Task to complete:
How many lines in the entries below include the string "Continuous"? Answer with the number only.

Records:
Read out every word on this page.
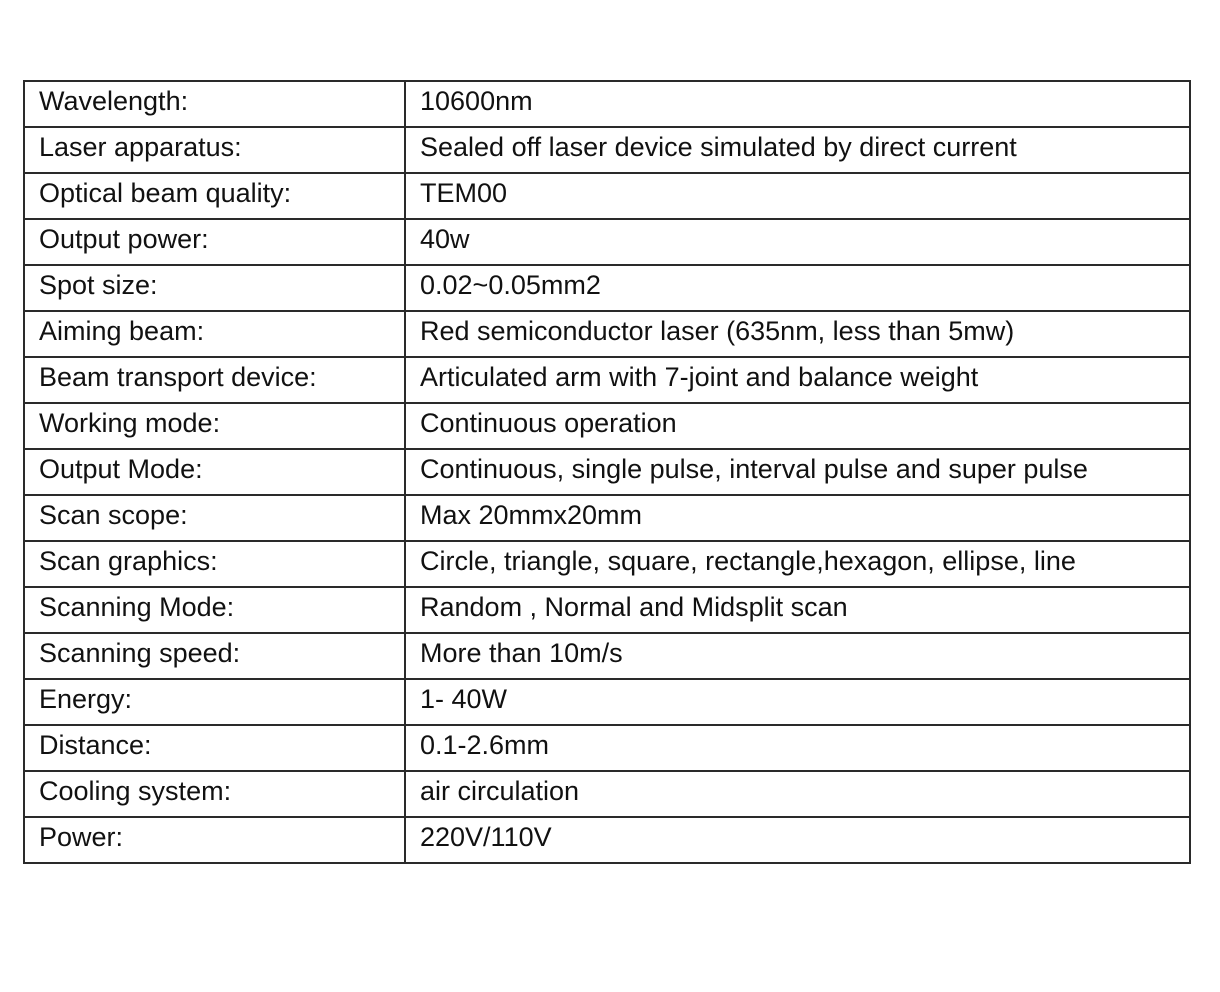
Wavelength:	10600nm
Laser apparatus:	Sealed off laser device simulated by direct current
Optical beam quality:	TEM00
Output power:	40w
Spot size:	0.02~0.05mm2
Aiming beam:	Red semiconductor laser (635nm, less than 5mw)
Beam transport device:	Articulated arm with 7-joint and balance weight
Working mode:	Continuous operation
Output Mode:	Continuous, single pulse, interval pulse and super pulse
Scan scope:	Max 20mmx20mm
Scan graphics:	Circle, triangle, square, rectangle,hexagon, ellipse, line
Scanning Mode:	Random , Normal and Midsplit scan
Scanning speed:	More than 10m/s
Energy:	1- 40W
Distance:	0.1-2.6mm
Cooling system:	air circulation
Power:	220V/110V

Written answer:
2